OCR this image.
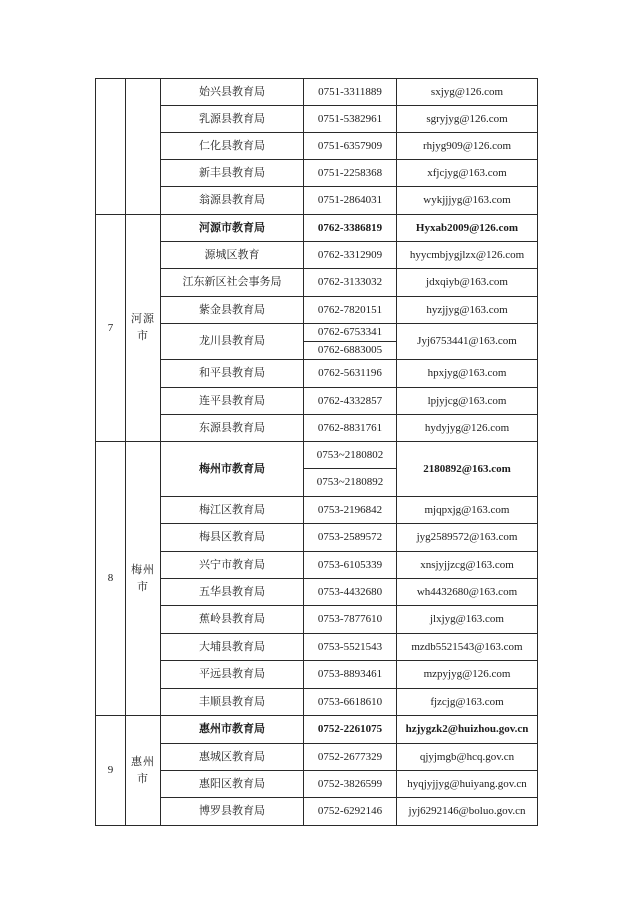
		始兴县教育局	0751-3311889	sxjyg@126.com
		乳源县教育局	0751-5382961	sgryjyg@126.com
		仁化县教育局	0751-6357909	rhjyg909@126.com
		新丰县教育局	0751-2258368	xfjcjyg@163.com
		翁源县教育局	0751-2864031	wykjjjyg@163.com
7	河源市	河源市教育局	0762-3386819	Hyxab2009@126.com
		源城区教育	0762-3312909	hyycmbjygjlzx@126.com
		江东新区社会事务局	0762-3133032	jdxqiyb@163.com
		紫金县教育局	0762-7820151	hyzjjyg@163.com
		龙川县教育局	0762-6753341	Jyj6753441@163.com
			0762-6883005	
		和平县教育局	0762-5631196	hpxjyg@163.com
		连平县教育局	0762-4332857	lpjyjcg@163.com
		东源县教育局	0762-8831761	hydyjyg@126.com
8	梅州市	梅州市教育局	0753~2180802	2180892@163.com
			0753~2180892	
		梅江区教育局	0753-2196842	mjqpxjg@163.com
		梅县区教育局	0753-2589572	jyg2589572@163.com
		兴宁市教育局	0753-6105339	xnsjyjjzcg@163.com
		五华县教育局	0753-4432680	wh4432680@163.com
		蕉岭县教育局	0753-7877610	jlxjyg@163.com
		大埔县教育局	0753-5521543	mzdb5521543@163.com
		平远县教育局	0753-8893461	mzpyjyg@126.com
		丰顺县教育局	0753-6618610	fjzcjg@163.com
9	惠州市	惠州市教育局	0752-2261075	hzjygzk2@huizhou.gov.cn
		惠城区教育局	0752-2677329	qjyjmgb@hcq.gov.cn
		惠阳区教育局	0752-3826599	hyqjyjjyg@huiyang.gov.cn
		博罗县教育局	0752-6292146	jyj6292146@boluo.gov.cn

★ ★ ★ ★ ★

Copy every record above exactly, leaving out the pictures.

| Answer in full |
OCR this image.
		始兴县教育局	0751-3311889	sxjyg@126.com
		乳源县教育局	0751-5382961	sgryjyg@126.com
		仁化县教育局	0751-6357909	rhjyg909@126.com
		新丰县教育局	0751-2258368	xfjcjyg@163.com
		翁源县教育局	0751-2864031	wykjjjyg@163.com
7	河源市	河源市教育局	0762-3386819	Hyxab2009@126.com
		源城区教育	0762-3312909	hyycmbjygjlzx@126.com
		江东新区社会事务局	0762-3133032	jdxqiyb@163.com
		紫金县教育局	0762-7820151	hyzjjyg@163.com
		龙川县教育局	0762-6753341	Jyj6753441@163.com
			0762-6883005	
		和平县教育局	0762-5631196	hpxjyg@163.com
		连平县教育局	0762-4332857	lpjyjcg@163.com
		东源县教育局	0762-8831761	hydyjyg@126.com
8	梅州市	梅州市教育局	0753~2180802	2180892@163.com
			0753~2180892	
		梅江区教育局	0753-2196842	mjqpxjg@163.com
		梅县区教育局	0753-2589572	jyg2589572@163.com
		兴宁市教育局	0753-6105339	xnsjyjjzcg@163.com
		五华县教育局	0753-4432680	wh4432680@163.com
		蕉岭县教育局	0753-7877610	jlxjyg@163.com
		大埔县教育局	0753-5521543	mzdb5521543@163.com
		平远县教育局	0753-8893461	mzpyjyg@126.com
		丰顺县教育局	0753-6618610	fjzcjg@163.com
9	惠州市	惠州市教育局	0752-2261075	hzjygzk2@huizhou.gov.cn
		惠城区教育局	0752-2677329	qjyjmgb@hcq.gov.cn
		惠阳区教育局	0752-3826599	hyqjyjjyg@huiyang.gov.cn
		博罗县教育局	0752-6292146	jyj6292146@boluo.gov.cn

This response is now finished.